Element position data:
____________
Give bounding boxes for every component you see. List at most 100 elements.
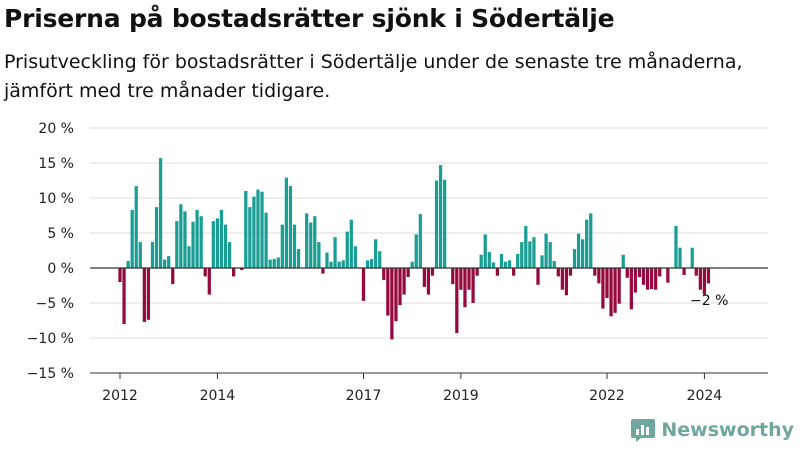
- bar: [597, 268, 601, 284]
- bar: [321, 268, 325, 274]
- bar: [418, 214, 422, 268]
- bar: [475, 268, 479, 276]
- gridlines: [90, 127, 768, 374]
- y-tick-label: 0 %: [47, 261, 74, 277]
- bar: [674, 226, 678, 268]
- bar: [154, 207, 159, 268]
- bar: [211, 221, 215, 268]
- bar: [690, 247, 694, 268]
- bar: [203, 268, 207, 277]
- bar: [163, 259, 167, 268]
- y-tick-label: −15 %: [27, 366, 74, 382]
- bar: [313, 216, 317, 268]
- bar: [215, 218, 220, 268]
- bar: [240, 268, 244, 271]
- bar: [369, 258, 374, 268]
- bar: [593, 268, 597, 276]
- chart-title: Priserna på bostadsrätter sjönk i Södert…: [4, 4, 615, 33]
- bar: [564, 268, 569, 296]
- bar: [219, 209, 224, 268]
- bar: [641, 268, 646, 285]
- bar: [329, 261, 333, 268]
- x-axis: [90, 267, 768, 374]
- brand-name: Newsworthy: [661, 419, 794, 441]
- y-tick-label: 15 %: [38, 156, 74, 172]
- bar: [556, 268, 560, 277]
- bar: [130, 209, 134, 268]
- bar: [134, 186, 138, 268]
- bar: [495, 268, 500, 276]
- bar: [443, 179, 447, 268]
- x-tick-label: 2017: [346, 388, 382, 404]
- last-value-annotation: −2 %: [690, 293, 728, 309]
- bar: [292, 224, 297, 268]
- bar: [191, 221, 195, 268]
- bar: [361, 268, 366, 301]
- bar: [398, 268, 402, 306]
- bar: [252, 196, 256, 268]
- bar: [207, 268, 211, 295]
- bar: [341, 260, 345, 268]
- bar: [633, 268, 638, 293]
- bar: [390, 268, 394, 340]
- bar: [345, 231, 349, 268]
- bar: [434, 180, 439, 268]
- x-tick-label: 2012: [102, 388, 138, 404]
- bar: [150, 242, 155, 268]
- bar: [187, 246, 191, 268]
- bar: [195, 209, 199, 268]
- bar: [507, 260, 512, 268]
- bar: [394, 268, 398, 322]
- bar: [479, 254, 483, 268]
- bar: [572, 249, 577, 268]
- bar: [426, 268, 431, 295]
- bar: [682, 268, 686, 275]
- bar: [333, 237, 337, 268]
- bar: [309, 222, 313, 268]
- bar: [268, 259, 272, 268]
- bar: [353, 246, 357, 268]
- bar: [613, 268, 617, 313]
- bar: [601, 268, 605, 309]
- bar: [422, 268, 426, 287]
- bar: [487, 251, 491, 268]
- bar: [637, 268, 642, 278]
- bar: [625, 268, 629, 278]
- y-tick-label: 5 %: [47, 226, 74, 242]
- y-tick-label: 10 %: [38, 191, 74, 207]
- bar: [232, 268, 236, 277]
- bar: [617, 268, 621, 304]
- bar: [650, 268, 654, 289]
- bar: [666, 268, 670, 283]
- bar: [296, 249, 301, 268]
- bar: [585, 219, 589, 268]
- bar: [702, 268, 706, 295]
- bar: [621, 254, 625, 268]
- bar: [179, 204, 183, 268]
- bar: [264, 212, 268, 268]
- bar: [317, 242, 321, 268]
- bar: [171, 268, 175, 285]
- bar: [406, 268, 410, 278]
- bar: [183, 211, 187, 268]
- bar: [536, 268, 540, 285]
- bar: [576, 233, 581, 268]
- bar: [698, 268, 702, 290]
- bar: [459, 268, 463, 290]
- x-tick-label: 2024: [687, 388, 723, 404]
- bar: [223, 224, 228, 268]
- bar: [678, 247, 682, 268]
- bar: [256, 189, 260, 268]
- bar: [605, 268, 609, 299]
- bar: [122, 268, 126, 324]
- bar: [524, 226, 528, 268]
- bar: [654, 268, 658, 290]
- bar: [118, 268, 122, 282]
- bar: [560, 268, 564, 290]
- bar: [548, 242, 552, 268]
- bar: [325, 252, 329, 268]
- bar: [126, 261, 130, 268]
- bar: [438, 165, 443, 268]
- bar: [658, 268, 662, 277]
- y-tick-label: −5 %: [36, 296, 74, 312]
____________
Count the lines in the data above that contain the string "brand". Reply with the number only.

### Exercise output
1